> **EXERCISE DETAILS**
Identify all lines in the listing that include the word "зависимости", and copy them out.

> **DATA LISTING**
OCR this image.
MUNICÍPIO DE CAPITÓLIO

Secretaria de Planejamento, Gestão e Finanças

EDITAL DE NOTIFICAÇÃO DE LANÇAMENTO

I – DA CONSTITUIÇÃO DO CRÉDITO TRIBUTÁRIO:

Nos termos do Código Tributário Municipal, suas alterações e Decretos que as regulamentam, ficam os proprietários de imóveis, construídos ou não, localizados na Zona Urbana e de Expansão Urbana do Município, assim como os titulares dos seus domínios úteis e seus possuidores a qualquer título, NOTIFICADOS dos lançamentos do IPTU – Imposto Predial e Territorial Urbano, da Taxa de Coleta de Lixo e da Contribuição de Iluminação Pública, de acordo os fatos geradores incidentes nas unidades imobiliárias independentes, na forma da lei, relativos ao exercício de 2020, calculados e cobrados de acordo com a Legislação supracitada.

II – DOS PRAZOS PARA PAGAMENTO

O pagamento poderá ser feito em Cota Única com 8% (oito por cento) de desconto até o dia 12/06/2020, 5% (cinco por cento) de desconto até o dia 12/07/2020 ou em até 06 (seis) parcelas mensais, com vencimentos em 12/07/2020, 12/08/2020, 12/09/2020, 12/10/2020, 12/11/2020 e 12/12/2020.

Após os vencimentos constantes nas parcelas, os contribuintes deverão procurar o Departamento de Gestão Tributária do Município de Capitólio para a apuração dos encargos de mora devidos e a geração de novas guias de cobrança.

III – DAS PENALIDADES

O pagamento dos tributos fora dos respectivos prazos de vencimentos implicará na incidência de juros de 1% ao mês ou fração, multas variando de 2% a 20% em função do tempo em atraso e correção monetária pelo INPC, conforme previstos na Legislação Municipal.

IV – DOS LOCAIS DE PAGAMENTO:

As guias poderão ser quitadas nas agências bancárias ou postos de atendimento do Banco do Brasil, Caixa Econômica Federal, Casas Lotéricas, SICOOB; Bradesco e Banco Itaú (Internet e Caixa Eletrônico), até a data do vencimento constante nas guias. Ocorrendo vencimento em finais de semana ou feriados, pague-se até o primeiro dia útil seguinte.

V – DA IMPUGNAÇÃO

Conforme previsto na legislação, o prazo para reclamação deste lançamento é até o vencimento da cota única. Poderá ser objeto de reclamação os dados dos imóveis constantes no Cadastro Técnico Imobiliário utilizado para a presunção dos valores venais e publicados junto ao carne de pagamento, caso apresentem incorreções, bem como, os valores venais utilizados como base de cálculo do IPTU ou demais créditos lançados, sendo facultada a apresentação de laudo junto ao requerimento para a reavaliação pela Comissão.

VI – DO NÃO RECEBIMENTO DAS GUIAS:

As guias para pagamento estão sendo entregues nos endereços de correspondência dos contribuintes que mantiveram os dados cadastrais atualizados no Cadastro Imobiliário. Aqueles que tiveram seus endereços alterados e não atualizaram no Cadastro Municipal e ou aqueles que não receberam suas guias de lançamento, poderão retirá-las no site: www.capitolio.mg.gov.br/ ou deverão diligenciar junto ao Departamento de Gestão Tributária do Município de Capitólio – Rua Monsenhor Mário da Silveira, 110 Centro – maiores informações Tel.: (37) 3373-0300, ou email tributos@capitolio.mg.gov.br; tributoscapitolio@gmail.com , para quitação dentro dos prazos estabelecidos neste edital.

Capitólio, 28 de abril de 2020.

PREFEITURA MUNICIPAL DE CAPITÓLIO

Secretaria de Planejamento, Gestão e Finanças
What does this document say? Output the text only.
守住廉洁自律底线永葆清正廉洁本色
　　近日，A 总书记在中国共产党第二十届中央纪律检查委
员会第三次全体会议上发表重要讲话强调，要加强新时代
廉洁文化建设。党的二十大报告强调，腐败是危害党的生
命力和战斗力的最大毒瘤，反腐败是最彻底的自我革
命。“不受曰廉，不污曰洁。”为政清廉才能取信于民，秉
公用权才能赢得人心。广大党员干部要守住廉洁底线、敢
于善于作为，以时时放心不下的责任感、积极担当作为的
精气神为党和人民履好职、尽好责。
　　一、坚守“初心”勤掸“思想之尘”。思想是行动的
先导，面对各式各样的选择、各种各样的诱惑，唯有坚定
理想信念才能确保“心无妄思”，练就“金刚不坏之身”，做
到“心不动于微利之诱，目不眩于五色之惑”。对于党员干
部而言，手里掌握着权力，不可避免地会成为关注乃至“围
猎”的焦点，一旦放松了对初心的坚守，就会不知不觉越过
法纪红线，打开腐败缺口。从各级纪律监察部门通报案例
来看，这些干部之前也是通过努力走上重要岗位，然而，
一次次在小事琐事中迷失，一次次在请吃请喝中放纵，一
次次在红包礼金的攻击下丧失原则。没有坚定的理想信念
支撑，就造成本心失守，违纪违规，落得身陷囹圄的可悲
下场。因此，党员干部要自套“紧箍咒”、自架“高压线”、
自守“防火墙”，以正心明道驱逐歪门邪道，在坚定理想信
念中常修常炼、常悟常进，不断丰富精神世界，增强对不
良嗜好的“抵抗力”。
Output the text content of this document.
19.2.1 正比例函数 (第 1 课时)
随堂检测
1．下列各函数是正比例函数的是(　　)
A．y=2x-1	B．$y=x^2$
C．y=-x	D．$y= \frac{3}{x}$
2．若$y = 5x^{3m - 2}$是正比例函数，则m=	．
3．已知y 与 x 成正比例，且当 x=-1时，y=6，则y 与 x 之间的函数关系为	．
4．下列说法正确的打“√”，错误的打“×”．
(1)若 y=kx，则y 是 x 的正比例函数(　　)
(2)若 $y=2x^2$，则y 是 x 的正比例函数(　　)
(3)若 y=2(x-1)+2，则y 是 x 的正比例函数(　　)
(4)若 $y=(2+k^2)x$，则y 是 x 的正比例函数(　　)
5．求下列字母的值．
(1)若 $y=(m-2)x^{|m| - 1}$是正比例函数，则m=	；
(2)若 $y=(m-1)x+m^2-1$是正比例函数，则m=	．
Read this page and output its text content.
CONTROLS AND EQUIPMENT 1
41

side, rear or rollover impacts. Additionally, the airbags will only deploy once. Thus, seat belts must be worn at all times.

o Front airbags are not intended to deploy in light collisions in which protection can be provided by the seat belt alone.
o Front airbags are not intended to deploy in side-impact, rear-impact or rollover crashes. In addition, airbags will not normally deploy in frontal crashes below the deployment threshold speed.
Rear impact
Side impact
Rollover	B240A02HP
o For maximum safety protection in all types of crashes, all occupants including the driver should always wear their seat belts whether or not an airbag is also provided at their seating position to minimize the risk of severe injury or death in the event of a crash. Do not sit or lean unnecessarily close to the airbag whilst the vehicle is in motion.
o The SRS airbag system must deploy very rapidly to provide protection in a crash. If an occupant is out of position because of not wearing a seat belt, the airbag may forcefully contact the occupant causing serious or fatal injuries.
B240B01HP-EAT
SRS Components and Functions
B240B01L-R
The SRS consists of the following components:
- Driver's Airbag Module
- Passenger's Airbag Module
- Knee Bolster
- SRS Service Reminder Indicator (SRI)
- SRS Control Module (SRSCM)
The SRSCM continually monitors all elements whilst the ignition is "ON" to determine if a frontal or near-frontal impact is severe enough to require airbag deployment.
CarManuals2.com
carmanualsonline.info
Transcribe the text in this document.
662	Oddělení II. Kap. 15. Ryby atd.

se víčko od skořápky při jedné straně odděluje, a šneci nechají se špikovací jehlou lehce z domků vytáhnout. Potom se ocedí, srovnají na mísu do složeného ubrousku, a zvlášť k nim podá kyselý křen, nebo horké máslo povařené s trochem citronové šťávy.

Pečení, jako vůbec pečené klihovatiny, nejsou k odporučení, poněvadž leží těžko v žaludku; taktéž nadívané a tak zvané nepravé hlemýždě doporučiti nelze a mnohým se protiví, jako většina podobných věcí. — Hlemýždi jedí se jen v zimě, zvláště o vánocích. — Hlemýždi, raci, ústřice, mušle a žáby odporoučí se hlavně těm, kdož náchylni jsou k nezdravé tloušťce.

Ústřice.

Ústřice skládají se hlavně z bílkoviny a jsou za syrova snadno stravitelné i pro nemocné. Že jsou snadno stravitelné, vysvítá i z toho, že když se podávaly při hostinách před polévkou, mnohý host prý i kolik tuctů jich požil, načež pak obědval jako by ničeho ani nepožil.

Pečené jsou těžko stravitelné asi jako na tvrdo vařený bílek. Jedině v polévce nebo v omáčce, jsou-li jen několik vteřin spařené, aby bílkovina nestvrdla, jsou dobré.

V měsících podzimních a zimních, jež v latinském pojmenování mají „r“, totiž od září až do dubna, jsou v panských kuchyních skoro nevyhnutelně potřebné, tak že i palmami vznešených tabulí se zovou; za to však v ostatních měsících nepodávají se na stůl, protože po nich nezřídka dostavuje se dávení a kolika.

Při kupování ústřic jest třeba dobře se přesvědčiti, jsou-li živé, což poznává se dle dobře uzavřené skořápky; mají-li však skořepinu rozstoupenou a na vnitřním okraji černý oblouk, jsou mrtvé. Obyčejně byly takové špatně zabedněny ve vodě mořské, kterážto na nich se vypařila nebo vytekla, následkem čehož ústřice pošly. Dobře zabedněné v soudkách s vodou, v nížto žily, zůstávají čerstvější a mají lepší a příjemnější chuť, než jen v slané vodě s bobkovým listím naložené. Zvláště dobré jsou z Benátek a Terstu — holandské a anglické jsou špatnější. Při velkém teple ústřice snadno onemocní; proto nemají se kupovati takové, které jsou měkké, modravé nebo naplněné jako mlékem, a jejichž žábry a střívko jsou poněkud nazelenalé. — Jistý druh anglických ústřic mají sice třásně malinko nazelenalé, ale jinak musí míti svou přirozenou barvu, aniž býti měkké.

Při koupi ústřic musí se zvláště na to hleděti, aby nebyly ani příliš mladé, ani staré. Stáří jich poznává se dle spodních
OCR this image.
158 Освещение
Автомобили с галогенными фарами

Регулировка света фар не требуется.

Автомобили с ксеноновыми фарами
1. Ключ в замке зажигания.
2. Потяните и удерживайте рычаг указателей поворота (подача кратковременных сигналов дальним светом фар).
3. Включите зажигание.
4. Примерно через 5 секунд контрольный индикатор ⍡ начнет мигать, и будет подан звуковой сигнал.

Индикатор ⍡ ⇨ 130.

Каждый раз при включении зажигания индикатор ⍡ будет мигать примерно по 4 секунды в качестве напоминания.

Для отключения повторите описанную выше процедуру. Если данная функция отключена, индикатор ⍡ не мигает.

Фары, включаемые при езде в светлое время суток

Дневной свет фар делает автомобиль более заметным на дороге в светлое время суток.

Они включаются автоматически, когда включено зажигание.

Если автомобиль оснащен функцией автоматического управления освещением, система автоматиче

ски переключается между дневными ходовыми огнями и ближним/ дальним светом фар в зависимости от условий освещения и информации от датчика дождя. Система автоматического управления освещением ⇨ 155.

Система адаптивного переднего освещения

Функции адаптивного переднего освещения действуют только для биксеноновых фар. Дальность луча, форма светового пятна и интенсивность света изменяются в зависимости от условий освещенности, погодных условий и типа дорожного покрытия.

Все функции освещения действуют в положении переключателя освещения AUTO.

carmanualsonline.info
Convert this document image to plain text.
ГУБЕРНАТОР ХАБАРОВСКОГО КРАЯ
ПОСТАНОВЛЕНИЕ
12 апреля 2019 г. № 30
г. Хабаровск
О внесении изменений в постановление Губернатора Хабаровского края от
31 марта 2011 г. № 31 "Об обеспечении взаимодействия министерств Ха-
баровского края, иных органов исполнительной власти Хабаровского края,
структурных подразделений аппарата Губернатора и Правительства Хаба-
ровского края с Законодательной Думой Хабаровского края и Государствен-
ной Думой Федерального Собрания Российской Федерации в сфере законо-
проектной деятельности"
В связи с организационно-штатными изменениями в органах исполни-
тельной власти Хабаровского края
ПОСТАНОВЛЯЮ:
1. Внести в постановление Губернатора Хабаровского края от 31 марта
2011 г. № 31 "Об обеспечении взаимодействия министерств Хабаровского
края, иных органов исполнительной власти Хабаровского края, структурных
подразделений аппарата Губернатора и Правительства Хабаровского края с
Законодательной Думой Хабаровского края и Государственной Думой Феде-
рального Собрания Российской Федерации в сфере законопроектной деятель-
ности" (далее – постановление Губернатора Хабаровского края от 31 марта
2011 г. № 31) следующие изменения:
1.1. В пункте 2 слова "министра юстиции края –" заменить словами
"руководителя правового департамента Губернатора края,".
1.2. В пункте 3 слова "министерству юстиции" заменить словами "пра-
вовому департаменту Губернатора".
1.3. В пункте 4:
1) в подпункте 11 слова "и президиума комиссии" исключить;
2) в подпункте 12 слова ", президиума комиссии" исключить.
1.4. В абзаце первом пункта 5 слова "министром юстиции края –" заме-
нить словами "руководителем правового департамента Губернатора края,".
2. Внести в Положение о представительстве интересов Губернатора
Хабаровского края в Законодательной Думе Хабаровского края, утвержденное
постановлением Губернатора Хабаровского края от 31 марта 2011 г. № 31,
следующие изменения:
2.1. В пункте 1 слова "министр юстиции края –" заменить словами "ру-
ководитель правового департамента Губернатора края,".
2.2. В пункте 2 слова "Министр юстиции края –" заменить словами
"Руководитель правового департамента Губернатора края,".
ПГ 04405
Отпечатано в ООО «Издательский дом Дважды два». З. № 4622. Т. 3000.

> **ANSWER TO THIS EXERCISE**
ски переключается между дневными ходовыми огнями и ближним/ дальним светом фар в зависимости от условий освещения и информации от датчика дождя. Система автоматического управления освещением ⇨ 155.
Функции адаптивного переднего освещения действуют только для биксеноновых фар. Дальность луча, форма светового пятна и интенсивность света изменяются в зависимости от условий освещенности, погодных условий и типа дорожного покрытия.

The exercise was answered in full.